INFORMATION SHOWN:
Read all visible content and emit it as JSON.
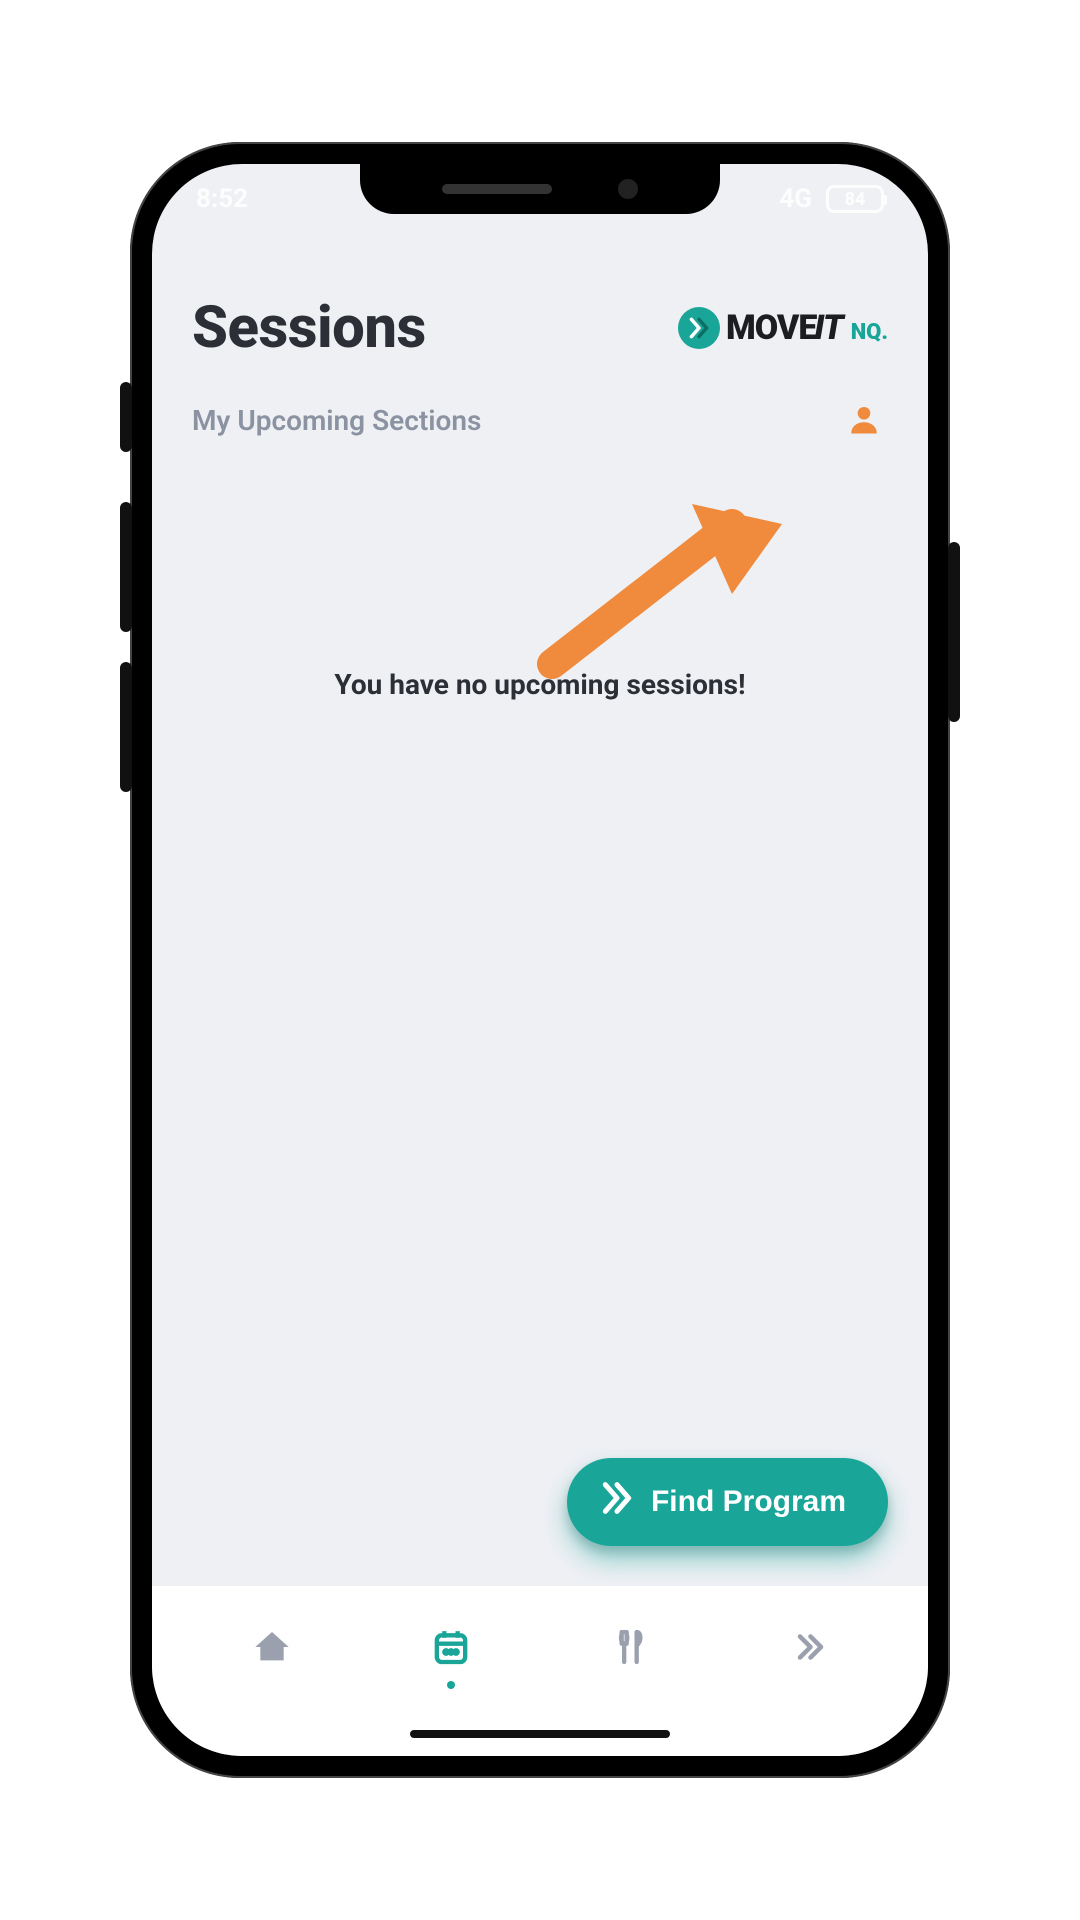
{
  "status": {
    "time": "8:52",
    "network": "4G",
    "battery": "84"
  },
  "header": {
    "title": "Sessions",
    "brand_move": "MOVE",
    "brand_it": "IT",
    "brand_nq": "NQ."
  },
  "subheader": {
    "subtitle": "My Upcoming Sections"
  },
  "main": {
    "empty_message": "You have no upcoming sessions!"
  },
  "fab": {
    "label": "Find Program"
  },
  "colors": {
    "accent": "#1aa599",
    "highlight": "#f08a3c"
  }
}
---
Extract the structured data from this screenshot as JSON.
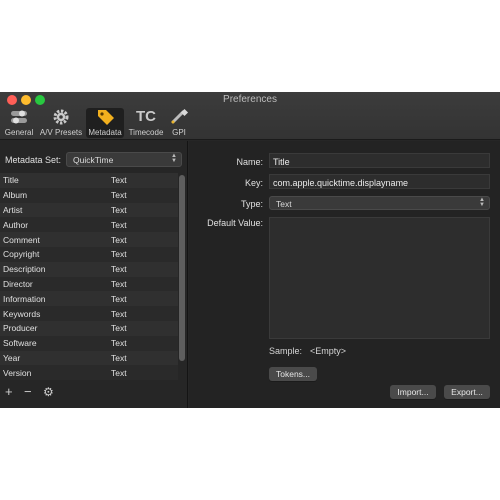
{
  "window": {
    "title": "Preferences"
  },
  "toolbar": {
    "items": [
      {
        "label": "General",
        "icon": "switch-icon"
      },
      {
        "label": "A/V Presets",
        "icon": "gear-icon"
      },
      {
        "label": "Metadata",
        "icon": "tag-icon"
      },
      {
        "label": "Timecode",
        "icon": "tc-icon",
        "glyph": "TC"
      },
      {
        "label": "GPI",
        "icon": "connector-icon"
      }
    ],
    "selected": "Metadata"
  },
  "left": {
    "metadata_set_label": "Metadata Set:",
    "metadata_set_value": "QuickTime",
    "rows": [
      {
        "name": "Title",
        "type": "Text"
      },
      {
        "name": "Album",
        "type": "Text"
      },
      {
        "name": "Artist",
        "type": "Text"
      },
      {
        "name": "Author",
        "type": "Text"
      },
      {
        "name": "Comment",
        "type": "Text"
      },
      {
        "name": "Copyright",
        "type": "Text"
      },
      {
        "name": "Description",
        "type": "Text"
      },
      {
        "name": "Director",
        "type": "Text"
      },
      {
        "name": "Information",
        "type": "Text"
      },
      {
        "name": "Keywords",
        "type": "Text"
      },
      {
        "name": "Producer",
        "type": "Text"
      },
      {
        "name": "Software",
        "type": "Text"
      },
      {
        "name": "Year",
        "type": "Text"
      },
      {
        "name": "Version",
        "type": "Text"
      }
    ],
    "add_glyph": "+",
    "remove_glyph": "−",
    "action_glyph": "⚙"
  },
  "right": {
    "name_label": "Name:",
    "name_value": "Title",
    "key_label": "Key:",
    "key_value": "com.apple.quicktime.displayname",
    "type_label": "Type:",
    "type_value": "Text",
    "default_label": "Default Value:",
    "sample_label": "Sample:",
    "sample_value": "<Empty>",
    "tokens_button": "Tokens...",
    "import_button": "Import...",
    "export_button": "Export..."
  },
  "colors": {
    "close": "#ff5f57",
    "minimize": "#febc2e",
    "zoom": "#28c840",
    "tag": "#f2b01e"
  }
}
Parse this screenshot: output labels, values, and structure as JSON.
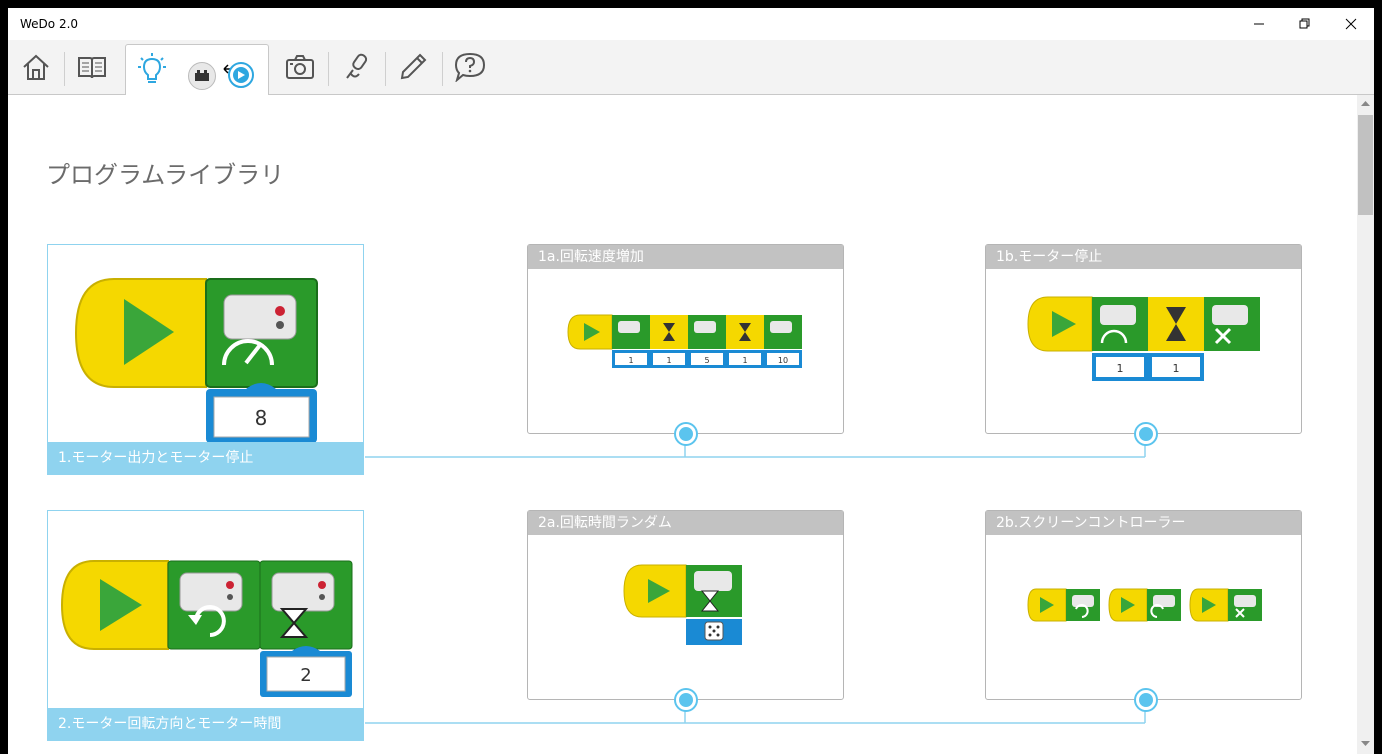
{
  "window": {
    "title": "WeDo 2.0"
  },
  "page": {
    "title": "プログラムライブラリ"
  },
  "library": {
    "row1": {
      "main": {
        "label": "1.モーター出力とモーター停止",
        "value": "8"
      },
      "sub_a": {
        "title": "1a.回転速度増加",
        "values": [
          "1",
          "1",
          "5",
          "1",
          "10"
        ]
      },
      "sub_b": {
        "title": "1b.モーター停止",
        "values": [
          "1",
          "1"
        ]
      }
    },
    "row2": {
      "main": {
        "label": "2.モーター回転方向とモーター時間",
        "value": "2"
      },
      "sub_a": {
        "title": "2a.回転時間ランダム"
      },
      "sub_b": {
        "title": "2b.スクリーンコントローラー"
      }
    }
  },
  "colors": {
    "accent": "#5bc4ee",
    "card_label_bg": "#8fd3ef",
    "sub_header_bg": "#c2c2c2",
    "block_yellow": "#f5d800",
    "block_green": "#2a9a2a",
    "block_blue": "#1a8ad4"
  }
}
...
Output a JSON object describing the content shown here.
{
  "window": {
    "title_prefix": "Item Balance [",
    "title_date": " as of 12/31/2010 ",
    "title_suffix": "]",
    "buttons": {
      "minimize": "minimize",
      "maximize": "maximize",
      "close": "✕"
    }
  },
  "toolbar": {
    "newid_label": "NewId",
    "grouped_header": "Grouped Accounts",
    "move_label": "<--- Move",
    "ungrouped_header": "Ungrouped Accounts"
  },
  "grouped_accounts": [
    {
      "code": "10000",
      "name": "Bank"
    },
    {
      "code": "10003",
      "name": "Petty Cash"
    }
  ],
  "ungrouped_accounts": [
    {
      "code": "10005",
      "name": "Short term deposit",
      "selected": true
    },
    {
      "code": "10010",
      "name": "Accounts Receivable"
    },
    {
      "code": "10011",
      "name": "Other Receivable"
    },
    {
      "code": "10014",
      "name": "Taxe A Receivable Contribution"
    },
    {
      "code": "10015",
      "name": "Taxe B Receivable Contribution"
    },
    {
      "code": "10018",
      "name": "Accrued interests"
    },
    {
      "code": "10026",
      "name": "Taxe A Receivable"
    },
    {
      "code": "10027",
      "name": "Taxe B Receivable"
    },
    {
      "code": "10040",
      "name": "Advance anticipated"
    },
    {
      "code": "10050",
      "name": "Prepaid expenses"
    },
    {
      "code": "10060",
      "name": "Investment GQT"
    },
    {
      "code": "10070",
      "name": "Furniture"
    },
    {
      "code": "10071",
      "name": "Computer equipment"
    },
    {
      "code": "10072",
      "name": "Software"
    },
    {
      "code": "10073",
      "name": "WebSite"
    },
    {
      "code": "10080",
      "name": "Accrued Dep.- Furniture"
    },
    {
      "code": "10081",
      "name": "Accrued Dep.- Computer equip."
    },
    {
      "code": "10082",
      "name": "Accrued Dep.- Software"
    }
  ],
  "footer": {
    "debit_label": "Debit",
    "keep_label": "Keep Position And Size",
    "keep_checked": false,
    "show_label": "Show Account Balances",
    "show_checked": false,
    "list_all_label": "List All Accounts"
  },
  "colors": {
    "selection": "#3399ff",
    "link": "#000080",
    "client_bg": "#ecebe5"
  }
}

EXERCISE OBJECTIVE: Within the entries above, report how many lines include "screenshot", and keep the answer to the number.

EXERCISE OUTPUT: 2